Images of pages and their text:
========

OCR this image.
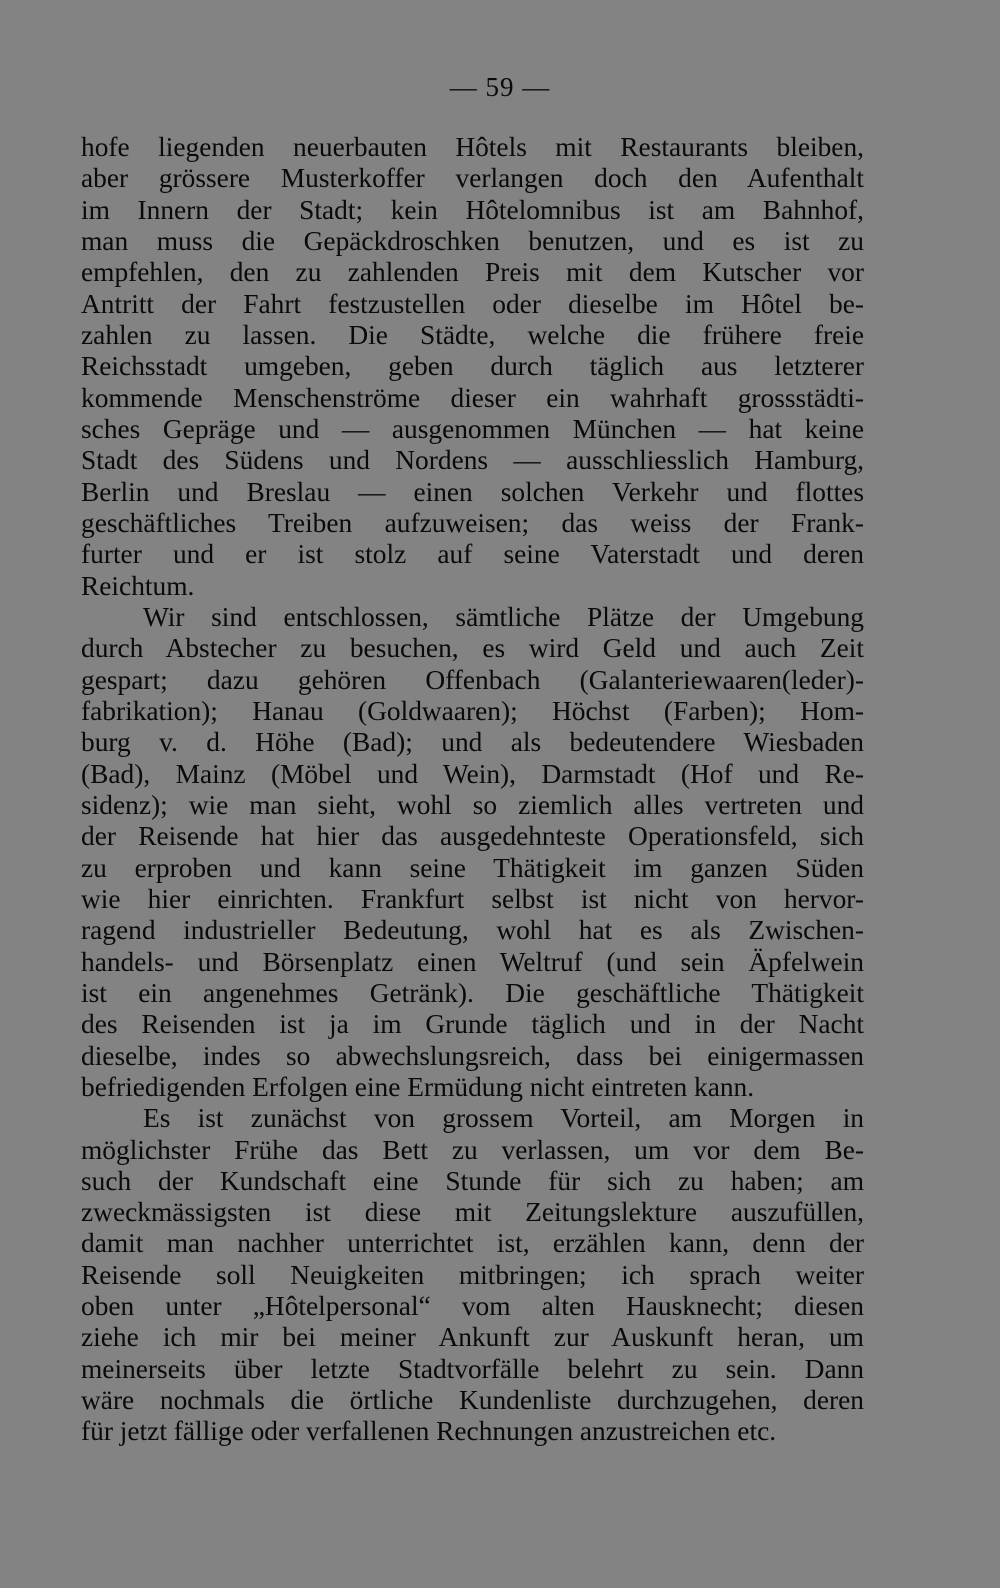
— 59 —
hofe liegenden neuerbauten Hôtels mit Restaurants bleiben,
aber grössere Musterkoffer verlangen doch den Aufenthalt
im Innern der Stadt; kein Hôtelomnibus ist am Bahnhof,
man muss die Gepäckdroschken benutzen, und es ist zu
empfehlen, den zu zahlenden Preis mit dem Kutscher vor
Antritt der Fahrt festzustellen oder dieselbe im Hôtel be-
zahlen zu lassen. Die Städte, welche die frühere freie
Reichsstadt umgeben, geben durch täglich aus letzterer
kommende Menschenströme dieser ein wahrhaft grossstädti-
sches Gepräge und — ausgenommen München — hat keine
Stadt des Südens und Nordens — ausschliesslich Hamburg,
Berlin und Breslau — einen solchen Verkehr und flottes
geschäftliches Treiben aufzuweisen; das weiss der Frank-
furter und er ist stolz auf seine Vaterstadt und deren
Reichtum.
Wir sind entschlossen, sämtliche Plätze der Umgebung
durch Abstecher zu besuchen, es wird Geld und auch Zeit
gespart; dazu gehören Offenbach (Galanteriewaaren(leder)-
fabrikation); Hanau (Goldwaaren); Höchst (Farben); Hom-
burg v. d. Höhe (Bad); und als bedeutendere Wiesbaden
(Bad), Mainz (Möbel und Wein), Darmstadt (Hof und Re-
sidenz); wie man sieht, wohl so ziemlich alles vertreten und
der Reisende hat hier das ausgedehnteste Operationsfeld, sich
zu erproben und kann seine Thätigkeit im ganzen Süden
wie hier einrichten. Frankfurt selbst ist nicht von hervor-
ragend industrieller Bedeutung, wohl hat es als Zwischen-
handels- und Börsenplatz einen Weltruf (und sein Äpfelwein
ist ein angenehmes Getränk). Die geschäftliche Thätigkeit
des Reisenden ist ja im Grunde täglich und in der Nacht
dieselbe, indes so abwechslungsreich, dass bei einigermassen
befriedigenden Erfolgen eine Ermüdung nicht eintreten kann.
Es ist zunächst von grossem Vorteil, am Morgen in
möglichster Frühe das Bett zu verlassen, um vor dem Be-
such der Kundschaft eine Stunde für sich zu haben; am
zweckmässigsten ist diese mit Zeitungslekture auszufüllen,
damit man nachher unterrichtet ist, erzählen kann, denn der
Reisende soll Neuigkeiten mitbringen; ich sprach weiter
oben unter „Hôtelpersonal“ vom alten Hausknecht; diesen
ziehe ich mir bei meiner Ankunft zur Auskunft heran, um
meinerseits über letzte Stadtvorfälle belehrt zu sein. Dann
wäre nochmals die örtliche Kundenliste durchzugehen, deren
für jetzt fällige oder verfallenen Rechnungen anzustreichen etc.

========

#### [Your goal]
Filter the records down to the lines that contain the string "einen", and copy those lines.

#### [Written solution]
Berlin und Breslau — einen solchen Verkehr und flottes
handels- und Börsenplatz einen Weltruf (und sein Äpfelwein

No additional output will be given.